# Document segment

<<<<

The lack of reproductive justice as a form of violence

This journey takes us back to an untold portion of our apartheid history, where access to abortion services was restricted and not encouraged. This was not a pro-life initiative, no. This was a pro-WHITE life initiative because as much as abortion was restrictively legal, white women were not encouraged to have abortions as the aim was for them to procreate and “catch-up” with the population of black people in this country as they were (and still are) the minority. It was a form of population control and that, amongst many other factors, was a loud middle finger to black lives. More specifically, the lives of black womxn.

Around that time, abortion was legal but inaccessible (Abortion and Sterilization Act No 2, 1974), and approximately 1000 generally white woman got access on condition of suicide or rape and Black women died approximately 429 deaths annually.

Fast forward to 2016, where abortion laws and fertility planning policies are as liberal as the feeling of an actual orgasm, we still see a large number of black womxn dying from sceptic abortion, still having little to no say regarding their own fertility, experiencing extreme violence by an unjust health system and still becoming infected with HIV. The sad part is that because of these factors in womxn’s reproductive lives, money is not spent improving the health system for poor black people, but rather spent on research studies for biomedical technologies that seek to bring in a lot of money to big pharmaceuticals. This further disregards black womxn’s agency and takes very little interest in fertility management and bodily autonomy for black womxn. Worst of all, the same black womxn whose lives don’t matter, are the same black bodies that are used to test the effectiveness of these new interventions. So yeah, turns out black womxn make great test tubes, right?

>>>>

# Exercise data

<<<<

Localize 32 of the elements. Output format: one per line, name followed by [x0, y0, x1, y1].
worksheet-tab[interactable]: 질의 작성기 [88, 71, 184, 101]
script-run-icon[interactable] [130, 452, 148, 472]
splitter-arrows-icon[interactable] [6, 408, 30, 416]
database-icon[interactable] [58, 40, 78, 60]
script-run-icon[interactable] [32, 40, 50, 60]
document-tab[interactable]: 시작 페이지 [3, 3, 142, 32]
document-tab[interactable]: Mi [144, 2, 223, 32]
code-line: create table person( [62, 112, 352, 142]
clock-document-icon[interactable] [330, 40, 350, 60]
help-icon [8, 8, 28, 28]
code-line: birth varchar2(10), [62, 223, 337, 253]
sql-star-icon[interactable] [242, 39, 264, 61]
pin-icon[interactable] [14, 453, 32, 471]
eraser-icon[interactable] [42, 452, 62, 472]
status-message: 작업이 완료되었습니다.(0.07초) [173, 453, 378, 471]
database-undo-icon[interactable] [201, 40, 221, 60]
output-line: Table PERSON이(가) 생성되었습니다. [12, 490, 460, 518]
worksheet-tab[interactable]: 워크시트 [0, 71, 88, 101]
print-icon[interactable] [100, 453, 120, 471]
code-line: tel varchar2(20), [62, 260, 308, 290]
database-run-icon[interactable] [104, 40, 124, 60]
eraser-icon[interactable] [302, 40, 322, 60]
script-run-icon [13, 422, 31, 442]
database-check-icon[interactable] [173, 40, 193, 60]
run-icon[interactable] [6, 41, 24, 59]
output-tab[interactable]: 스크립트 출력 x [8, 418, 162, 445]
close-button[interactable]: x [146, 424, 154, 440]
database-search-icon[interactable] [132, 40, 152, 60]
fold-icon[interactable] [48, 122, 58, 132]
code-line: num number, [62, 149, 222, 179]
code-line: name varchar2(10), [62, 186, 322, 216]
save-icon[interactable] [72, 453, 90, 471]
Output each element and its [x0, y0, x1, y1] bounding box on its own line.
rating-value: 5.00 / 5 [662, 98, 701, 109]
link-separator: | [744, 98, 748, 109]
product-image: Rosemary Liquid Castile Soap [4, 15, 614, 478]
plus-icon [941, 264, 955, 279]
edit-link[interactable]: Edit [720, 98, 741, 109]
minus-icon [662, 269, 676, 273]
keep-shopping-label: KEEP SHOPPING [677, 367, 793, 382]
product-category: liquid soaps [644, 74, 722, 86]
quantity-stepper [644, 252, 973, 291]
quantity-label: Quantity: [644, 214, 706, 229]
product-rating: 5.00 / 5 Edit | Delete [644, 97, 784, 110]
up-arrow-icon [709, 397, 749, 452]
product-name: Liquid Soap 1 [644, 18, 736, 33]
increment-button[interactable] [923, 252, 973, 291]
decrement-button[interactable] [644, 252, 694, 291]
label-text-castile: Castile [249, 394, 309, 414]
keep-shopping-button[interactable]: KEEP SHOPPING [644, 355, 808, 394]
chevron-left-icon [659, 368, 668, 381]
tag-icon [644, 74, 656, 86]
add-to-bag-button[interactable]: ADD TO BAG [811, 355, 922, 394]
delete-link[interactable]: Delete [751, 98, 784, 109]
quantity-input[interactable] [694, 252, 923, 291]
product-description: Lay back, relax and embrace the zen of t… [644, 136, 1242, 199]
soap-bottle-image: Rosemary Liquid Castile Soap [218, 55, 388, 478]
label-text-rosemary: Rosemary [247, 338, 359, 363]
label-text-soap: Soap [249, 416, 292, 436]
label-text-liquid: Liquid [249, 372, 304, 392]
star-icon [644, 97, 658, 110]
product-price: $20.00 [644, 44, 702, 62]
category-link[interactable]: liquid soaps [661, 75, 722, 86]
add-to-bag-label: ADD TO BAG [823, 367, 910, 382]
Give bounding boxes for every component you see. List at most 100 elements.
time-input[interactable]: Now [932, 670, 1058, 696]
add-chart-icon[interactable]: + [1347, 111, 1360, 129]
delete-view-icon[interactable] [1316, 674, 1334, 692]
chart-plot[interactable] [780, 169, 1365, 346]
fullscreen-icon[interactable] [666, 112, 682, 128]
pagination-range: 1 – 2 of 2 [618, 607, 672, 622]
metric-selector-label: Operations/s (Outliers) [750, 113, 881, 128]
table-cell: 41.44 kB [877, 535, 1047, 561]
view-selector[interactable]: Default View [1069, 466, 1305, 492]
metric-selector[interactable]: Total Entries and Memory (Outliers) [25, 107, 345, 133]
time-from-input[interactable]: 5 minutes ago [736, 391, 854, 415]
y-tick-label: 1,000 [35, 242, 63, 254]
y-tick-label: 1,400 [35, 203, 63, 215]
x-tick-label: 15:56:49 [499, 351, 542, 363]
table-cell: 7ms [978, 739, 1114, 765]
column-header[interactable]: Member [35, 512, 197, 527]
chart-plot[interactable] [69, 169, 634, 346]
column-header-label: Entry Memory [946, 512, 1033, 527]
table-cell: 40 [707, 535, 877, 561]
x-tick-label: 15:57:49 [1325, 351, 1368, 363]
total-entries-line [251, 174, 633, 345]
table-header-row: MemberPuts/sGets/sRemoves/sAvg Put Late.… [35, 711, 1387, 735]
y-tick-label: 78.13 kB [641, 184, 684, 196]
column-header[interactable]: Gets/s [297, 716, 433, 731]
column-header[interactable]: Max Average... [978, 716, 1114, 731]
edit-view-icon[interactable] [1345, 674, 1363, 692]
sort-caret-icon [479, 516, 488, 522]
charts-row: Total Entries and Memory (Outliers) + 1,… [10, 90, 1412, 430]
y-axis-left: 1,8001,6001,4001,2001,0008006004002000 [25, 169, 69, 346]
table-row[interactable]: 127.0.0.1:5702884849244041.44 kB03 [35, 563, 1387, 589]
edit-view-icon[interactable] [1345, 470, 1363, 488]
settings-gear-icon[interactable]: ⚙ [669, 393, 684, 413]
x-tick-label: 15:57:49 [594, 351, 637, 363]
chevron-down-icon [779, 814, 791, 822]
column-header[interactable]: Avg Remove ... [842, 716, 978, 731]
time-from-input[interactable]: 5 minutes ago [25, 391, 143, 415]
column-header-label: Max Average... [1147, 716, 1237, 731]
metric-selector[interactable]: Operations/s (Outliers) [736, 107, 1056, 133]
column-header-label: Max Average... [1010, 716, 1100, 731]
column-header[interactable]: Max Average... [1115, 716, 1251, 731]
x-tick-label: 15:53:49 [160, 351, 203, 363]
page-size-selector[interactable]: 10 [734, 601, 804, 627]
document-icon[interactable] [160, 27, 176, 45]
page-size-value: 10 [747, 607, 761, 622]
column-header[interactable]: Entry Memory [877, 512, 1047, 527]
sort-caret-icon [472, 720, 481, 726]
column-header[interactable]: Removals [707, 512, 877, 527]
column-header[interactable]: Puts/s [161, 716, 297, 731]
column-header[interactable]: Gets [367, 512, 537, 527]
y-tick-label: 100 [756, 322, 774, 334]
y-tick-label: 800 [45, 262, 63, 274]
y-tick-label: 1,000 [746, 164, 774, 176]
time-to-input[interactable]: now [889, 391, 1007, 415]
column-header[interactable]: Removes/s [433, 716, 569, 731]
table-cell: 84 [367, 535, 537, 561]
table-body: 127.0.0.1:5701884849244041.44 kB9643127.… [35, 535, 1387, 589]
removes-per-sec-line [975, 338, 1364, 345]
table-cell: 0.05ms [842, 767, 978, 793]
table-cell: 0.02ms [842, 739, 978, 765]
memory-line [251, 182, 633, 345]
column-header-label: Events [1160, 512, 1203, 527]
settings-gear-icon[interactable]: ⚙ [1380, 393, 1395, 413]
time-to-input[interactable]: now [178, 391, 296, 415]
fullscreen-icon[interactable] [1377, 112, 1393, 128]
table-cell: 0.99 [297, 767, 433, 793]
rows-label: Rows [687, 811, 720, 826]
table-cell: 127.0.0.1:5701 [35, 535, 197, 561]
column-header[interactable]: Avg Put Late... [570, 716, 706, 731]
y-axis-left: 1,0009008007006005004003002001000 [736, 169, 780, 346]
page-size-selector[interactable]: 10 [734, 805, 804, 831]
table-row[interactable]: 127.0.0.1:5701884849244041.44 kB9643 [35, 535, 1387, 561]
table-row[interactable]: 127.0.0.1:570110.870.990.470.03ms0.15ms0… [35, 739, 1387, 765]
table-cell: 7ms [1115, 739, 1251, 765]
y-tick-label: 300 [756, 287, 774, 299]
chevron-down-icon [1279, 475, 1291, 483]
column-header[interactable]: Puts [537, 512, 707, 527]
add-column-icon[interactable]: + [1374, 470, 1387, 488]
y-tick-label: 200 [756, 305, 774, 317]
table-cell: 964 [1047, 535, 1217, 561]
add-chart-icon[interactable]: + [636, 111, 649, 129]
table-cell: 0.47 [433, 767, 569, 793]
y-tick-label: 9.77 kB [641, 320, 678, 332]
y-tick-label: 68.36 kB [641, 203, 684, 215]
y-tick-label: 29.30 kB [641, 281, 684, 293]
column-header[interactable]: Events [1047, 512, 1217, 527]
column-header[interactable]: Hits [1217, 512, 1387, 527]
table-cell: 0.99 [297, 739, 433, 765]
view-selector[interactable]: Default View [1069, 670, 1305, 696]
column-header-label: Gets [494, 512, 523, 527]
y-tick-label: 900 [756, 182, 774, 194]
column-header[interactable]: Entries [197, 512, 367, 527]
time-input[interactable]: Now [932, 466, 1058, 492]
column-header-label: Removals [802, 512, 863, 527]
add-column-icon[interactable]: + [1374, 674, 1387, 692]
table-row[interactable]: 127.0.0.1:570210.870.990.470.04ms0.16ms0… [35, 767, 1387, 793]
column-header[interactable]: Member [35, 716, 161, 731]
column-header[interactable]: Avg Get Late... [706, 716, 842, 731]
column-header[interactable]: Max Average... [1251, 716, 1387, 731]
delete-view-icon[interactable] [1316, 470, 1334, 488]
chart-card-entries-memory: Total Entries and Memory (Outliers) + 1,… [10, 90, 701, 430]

>>>>

# What the task asks
Answer these from the piece on reproductive justice:
(a) Which law is cited as making abortion legal but inaccessible, and in what year?
(b) What aim does the piece give for not encouraging white women to have abortions?
(c) According to the piece, on what is money spent rather than on improving the health system for poor black people?

# Answer to the exercise
(a) The Abortion and Sterilization Act No 2, 1974.
(b) The aim was for white women to procreate and "catch-up" with the population of black people, since white people were (and still are) the minority.
(c) Research studies for biomedical technologies that seek to bring in a lot of money to big pharmaceuticals.